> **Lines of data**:
-.-.-

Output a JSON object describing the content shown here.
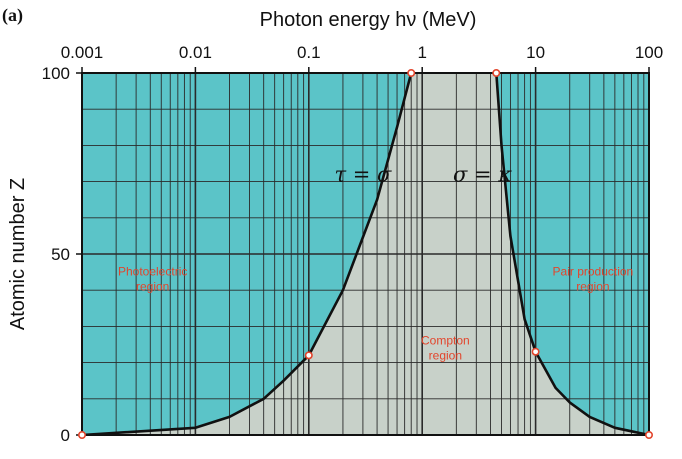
{
  "chart_data": {
    "type": "line",
    "panel_label": "(a)",
    "xlabel": "Photon energy hν (MeV)",
    "ylabel": "Atomic number Z",
    "x_scale": "log",
    "xlim": [
      0.001,
      100
    ],
    "ylim": [
      0,
      100
    ],
    "x_ticks": [
      {
        "value": 0.001,
        "label": "0.001"
      },
      {
        "value": 0.01,
        "label": "0.01"
      },
      {
        "value": 0.1,
        "label": "0.1"
      },
      {
        "value": 1,
        "label": "1"
      },
      {
        "value": 10,
        "label": "10"
      },
      {
        "value": 100,
        "label": "100"
      }
    ],
    "y_ticks": [
      {
        "value": 0,
        "label": "0"
      },
      {
        "value": 50,
        "label": "50"
      },
      {
        "value": 100,
        "label": "100"
      }
    ],
    "grid": true,
    "colors": {
      "photoelectric_fill": "#5bc4c8",
      "compton_fill": "#c8d1c9",
      "curve": "#111111",
      "marker": "#e2452c",
      "region_text": "#e2452c"
    },
    "series": [
      {
        "name": "τ = σ",
        "x": [
          0.001,
          0.01,
          0.02,
          0.04,
          0.06,
          0.1,
          0.2,
          0.4,
          0.6,
          0.8
        ],
        "y": [
          0,
          2,
          5,
          10,
          15,
          22,
          40,
          65,
          85,
          100
        ]
      },
      {
        "name": "σ = κ",
        "x": [
          4.5,
          5,
          6,
          8,
          10,
          15,
          20,
          30,
          50,
          100
        ],
        "y": [
          100,
          80,
          55,
          32,
          23,
          13,
          9,
          5,
          2,
          0
        ]
      }
    ],
    "marked_points": [
      {
        "x": 0.001,
        "y": 0
      },
      {
        "x": 0.1,
        "y": 22
      },
      {
        "x": 0.8,
        "y": 100
      },
      {
        "x": 4.5,
        "y": 100
      },
      {
        "x": 10,
        "y": 23
      },
      {
        "x": 100,
        "y": 0
      }
    ],
    "region_labels": [
      {
        "lines": [
          "Photoelectric",
          "region"
        ],
        "x": 0.0042,
        "y": 44
      },
      {
        "lines": [
          "Compton",
          "region"
        ],
        "x": 1.6,
        "y": 25
      },
      {
        "lines": [
          "Pair production",
          "region"
        ],
        "x": 32,
        "y": 44
      }
    ],
    "curve_labels": [
      {
        "text": "τ = σ",
        "x": 0.3,
        "y": 70
      },
      {
        "text": "σ = κ",
        "x": 3.4,
        "y": 70
      }
    ]
  }
}
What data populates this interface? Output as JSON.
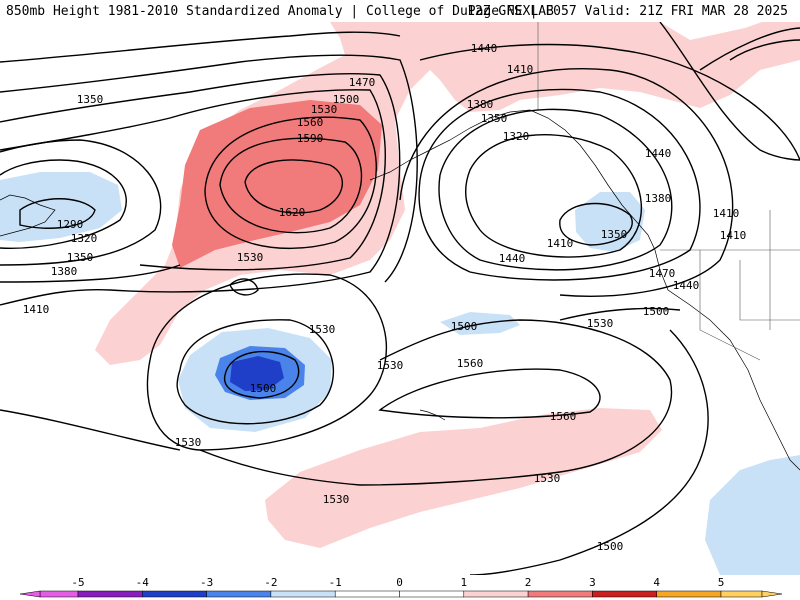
{
  "header": {
    "title_left": "850mb Height 1981-2010 Standardized Anomaly | College of DuPage NEXLAB",
    "title_right": "12Z GFS | F057 Valid: 21Z FRI MAR 28 2025"
  },
  "colors": {
    "neg_5": "#e55ce5",
    "neg_4": "#8a1dbd",
    "neg_3": "#1f3fc9",
    "neg_2": "#4a84ea",
    "neg_1": "#c9e1f7",
    "zero": "#ffffff",
    "pos_1": "#fbd1d1",
    "pos_2": "#f17a7a",
    "pos_3": "#cc1f1f",
    "pos_4": "#f5a623",
    "pos_5": "#ffd060"
  },
  "contour_labels": [
    {
      "id": "c1350a",
      "text": "1350"
    },
    {
      "id": "c1290",
      "text": "1290"
    },
    {
      "id": "c1320a",
      "text": "1320"
    },
    {
      "id": "c1350b",
      "text": "1350"
    },
    {
      "id": "c1380a",
      "text": "1380"
    },
    {
      "id": "c1410a",
      "text": "1410"
    },
    {
      "id": "c1470a",
      "text": "1470"
    },
    {
      "id": "c1500a",
      "text": "1500"
    },
    {
      "id": "c1530a",
      "text": "1530"
    },
    {
      "id": "c1560a",
      "text": "1560"
    },
    {
      "id": "c1590",
      "text": "1590"
    },
    {
      "id": "c1620",
      "text": "1620"
    },
    {
      "id": "c1530b",
      "text": "1530"
    },
    {
      "id": "c1440a",
      "text": "1440"
    },
    {
      "id": "c1410b",
      "text": "1410"
    },
    {
      "id": "c1380b",
      "text": "1380"
    },
    {
      "id": "c1350c",
      "text": "1350"
    },
    {
      "id": "c1320b",
      "text": "1320"
    },
    {
      "id": "c1440b",
      "text": "1440"
    },
    {
      "id": "c1380c",
      "text": "1380"
    },
    {
      "id": "c1350d",
      "text": "1350"
    },
    {
      "id": "c1410c",
      "text": "1410"
    },
    {
      "id": "c1410d",
      "text": "1410"
    },
    {
      "id": "c1410e",
      "text": "1410"
    },
    {
      "id": "c1440c",
      "text": "1440"
    },
    {
      "id": "c1470b",
      "text": "1470"
    },
    {
      "id": "c1440d",
      "text": "1440"
    },
    {
      "id": "c1500b",
      "text": "1500"
    },
    {
      "id": "c1530c",
      "text": "1530"
    },
    {
      "id": "c1500c",
      "text": "1500"
    },
    {
      "id": "c1530d",
      "text": "1530"
    },
    {
      "id": "c1530e",
      "text": "1530"
    },
    {
      "id": "c1500d",
      "text": "1500"
    },
    {
      "id": "c1560b",
      "text": "1560"
    },
    {
      "id": "c1560c",
      "text": "1560"
    },
    {
      "id": "c1530f",
      "text": "1530"
    },
    {
      "id": "c1530g",
      "text": "1530"
    },
    {
      "id": "c1530h",
      "text": "1530"
    },
    {
      "id": "c1500e",
      "text": "1500"
    }
  ],
  "colorbar": {
    "labels": [
      "-5",
      "-4",
      "-3",
      "-2",
      "-1",
      "0",
      "1",
      "2",
      "3",
      "4",
      "5"
    ]
  }
}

-.-.-

> **Exercise prompt**: Within the records, how many lines include "JSON"? The answer is the number and nothing else.

> **Full answer**: 2